Aim of the task: For the listing underneath, give the count of lines containing the string "tratamento" and nothing further.

# START OF Supplied data

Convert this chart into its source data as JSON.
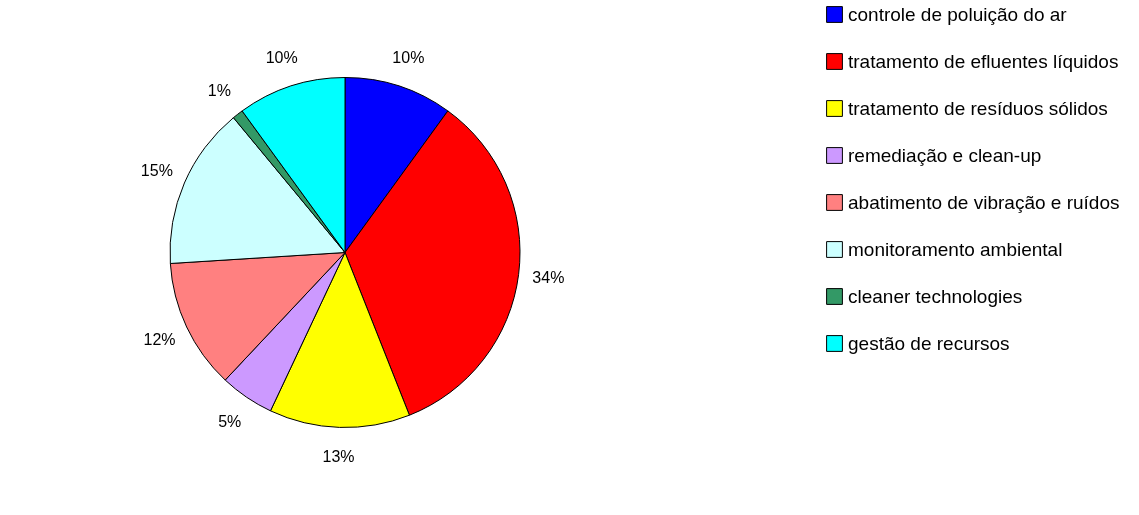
{
  "chart_data": {
    "type": "pie",
    "categories": [
      "controle de poluição do ar",
      "tratamento de efluentes líquidos",
      "tratamento de resíduos sólidos",
      "remediação e clean-up",
      "abatimento de vibração e ruídos",
      "monitoramento ambiental",
      "cleaner technologies",
      "gestão de recursos"
    ],
    "values": [
      10,
      34,
      13,
      5,
      12,
      15,
      1,
      10
    ],
    "value_labels": [
      "10%",
      "34%",
      "13%",
      "5%",
      "12%",
      "15%",
      "1%",
      "10%"
    ],
    "colors": [
      "#0000ff",
      "#ff0000",
      "#ffff00",
      "#cc99ff",
      "#ff8080",
      "#ccffff",
      "#339966",
      "#00ffff"
    ],
    "legend": "right"
  }
}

# END OF Supplied data

Answer for this exercise: 2